_EXERCISE BRIEF_
Copy out the complete listing, word for word.

#####

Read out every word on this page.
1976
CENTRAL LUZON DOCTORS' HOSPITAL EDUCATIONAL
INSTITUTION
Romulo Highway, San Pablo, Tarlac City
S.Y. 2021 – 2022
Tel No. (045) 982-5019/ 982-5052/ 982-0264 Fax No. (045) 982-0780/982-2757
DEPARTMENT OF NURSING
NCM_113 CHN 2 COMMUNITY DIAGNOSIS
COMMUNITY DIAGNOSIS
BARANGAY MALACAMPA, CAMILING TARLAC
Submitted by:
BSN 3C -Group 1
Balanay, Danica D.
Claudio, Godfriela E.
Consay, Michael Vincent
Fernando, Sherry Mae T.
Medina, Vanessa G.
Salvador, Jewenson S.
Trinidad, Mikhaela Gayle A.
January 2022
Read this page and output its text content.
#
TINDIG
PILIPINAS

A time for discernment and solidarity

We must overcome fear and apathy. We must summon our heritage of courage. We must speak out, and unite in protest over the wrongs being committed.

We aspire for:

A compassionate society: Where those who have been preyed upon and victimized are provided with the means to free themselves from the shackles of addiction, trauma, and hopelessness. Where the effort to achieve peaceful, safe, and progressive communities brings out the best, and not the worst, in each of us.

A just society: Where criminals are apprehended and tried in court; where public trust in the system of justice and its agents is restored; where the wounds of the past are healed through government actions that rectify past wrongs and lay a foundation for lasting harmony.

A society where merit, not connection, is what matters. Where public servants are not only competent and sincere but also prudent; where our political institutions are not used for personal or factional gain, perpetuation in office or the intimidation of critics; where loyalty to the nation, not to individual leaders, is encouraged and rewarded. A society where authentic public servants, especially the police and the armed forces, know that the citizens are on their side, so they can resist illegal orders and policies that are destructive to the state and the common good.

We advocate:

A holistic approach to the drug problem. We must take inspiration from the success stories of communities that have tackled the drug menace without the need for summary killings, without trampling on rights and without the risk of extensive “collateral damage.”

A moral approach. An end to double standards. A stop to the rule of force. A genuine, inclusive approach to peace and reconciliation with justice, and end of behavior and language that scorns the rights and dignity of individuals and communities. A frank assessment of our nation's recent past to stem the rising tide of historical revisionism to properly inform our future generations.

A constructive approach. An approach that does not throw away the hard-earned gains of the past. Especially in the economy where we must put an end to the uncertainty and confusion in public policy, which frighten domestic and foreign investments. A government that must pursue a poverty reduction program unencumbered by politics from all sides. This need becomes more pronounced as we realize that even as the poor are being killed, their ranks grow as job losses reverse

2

#####

_COMPLETE ANSWER_
Read out every word on this page.
1976
CENTRAL LUZON DOCTORS' HOSPITAL EDUCATIONAL
INSTITUTION
Romulo Highway, San Pablo, Tarlac City
S.Y. 2021 – 2022
Tel No. (045) 982-5019/ 982-5052/ 982-0264 Fax No. (045) 982-0780/982-2757
DEPARTMENT OF NURSING
NCM_113 CHN 2 COMMUNITY DIAGNOSIS
COMMUNITY DIAGNOSIS
BARANGAY MALACAMPA, CAMILING TARLAC
Submitted by:
BSN 3C -Group 1
Balanay, Danica D.
Claudio, Godfriela E.
Consay, Michael Vincent
Fernando, Sherry Mae T.
Medina, Vanessa G.
Salvador, Jewenson S.
Trinidad, Mikhaela Gayle A.
January 2022
Read this page and output its text content.
#
TINDIG
PILIPINAS

A time for discernment and solidarity

We must overcome fear and apathy. We must summon our heritage of courage. We must speak out, and unite in protest over the wrongs being committed.

We aspire for:

A compassionate society: Where those who have been preyed upon and victimized are provided with the means to free themselves from the shackles of addiction, trauma, and hopelessness. Where the effort to achieve peaceful, safe, and progressive communities brings out the best, and not the worst, in each of us.

A just society: Where criminals are apprehended and tried in court; where public trust in the system of justice and its agents is restored; where the wounds of the past are healed through government actions that rectify past wrongs and lay a foundation for lasting harmony.

A society where merit, not connection, is what matters. Where public servants are not only competent and sincere but also prudent; where our political institutions are not used for personal or factional gain, perpetuation in office or the intimidation of critics; where loyalty to the nation, not to individual leaders, is encouraged and rewarded. A society where authentic public servants, especially the police and the armed forces, know that the citizens are on their side, so they can resist illegal orders and policies that are destructive to the state and the common good.

We advocate:

A holistic approach to the drug problem. We must take inspiration from the success stories of communities that have tackled the drug menace without the need for summary killings, without trampling on rights and without the risk of extensive “collateral damage.”

A moral approach. An end to double standards. A stop to the rule of force. A genuine, inclusive approach to peace and reconciliation with justice, and end of behavior and language that scorns the rights and dignity of individuals and communities. A frank assessment of our nation's recent past to stem the rising tide of historical revisionism to properly inform our future generations.

A constructive approach. An approach that does not throw away the hard-earned gains of the past. Especially in the economy where we must put an end to the uncertainty and confusion in public policy, which frighten domestic and foreign investments. A government that must pursue a poverty reduction program unencumbered by politics from all sides. This need becomes more pronounced as we realize that even as the poor are being killed, their ranks grow as job losses reverse

2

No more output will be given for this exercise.